> What to work on
All entries below need to be written out exactly, but without their pictures.

> Items from a data source

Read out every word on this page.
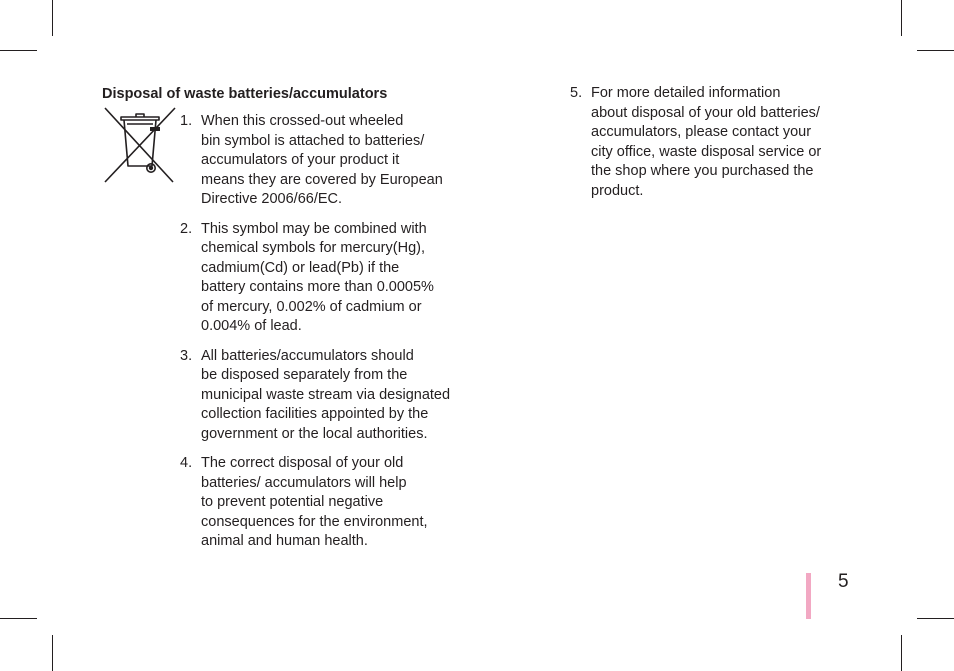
Disposal of waste batteries/accumulators
1. When this crossed-out wheeled
bin symbol is attached to batteries/
accumulators of your product it
means they are covered by European
Directive 2006/66/EC.
2. This symbol may be combined with
chemical symbols for mercury(Hg),
cadmium(Cd) or lead(Pb) if the
battery contains more than 0.0005%
of mercury, 0.002% of cadmium or
0.004% of lead.
3. All batteries/accumulators should
be disposed separately from the
municipal waste stream via designated
collection facilities appointed by the
government or the local authorities.
4. The correct disposal of your old
batteries/ accumulators will help
to prevent potential negative
consequences for the environment,
animal and human health.
5. For more detailed information
about disposal of your old batteries/
accumulators, please contact your
city office, waste disposal service or
the shop where you purchased the
product.
5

> Output for this task
Read out every word on this page.
Disposal of waste batteries/accumulators
1. When this crossed-out wheeled
bin symbol is attached to batteries/
accumulators of your product it
means they are covered by European
Directive 2006/66/EC.
2. This symbol may be combined with
chemical symbols for mercury(Hg),
cadmium(Cd) or lead(Pb) if the
battery contains more than 0.0005%
of mercury, 0.002% of cadmium or
0.004% of lead.
3. All batteries/accumulators should
be disposed separately from the
municipal waste stream via designated
collection facilities appointed by the
government or the local authorities.
4. The correct disposal of your old
batteries/ accumulators will help
to prevent potential negative
consequences for the environment,
animal and human health.
5. For more detailed information
about disposal of your old batteries/
accumulators, please contact your
city office, waste disposal service or
the shop where you purchased the
product.
5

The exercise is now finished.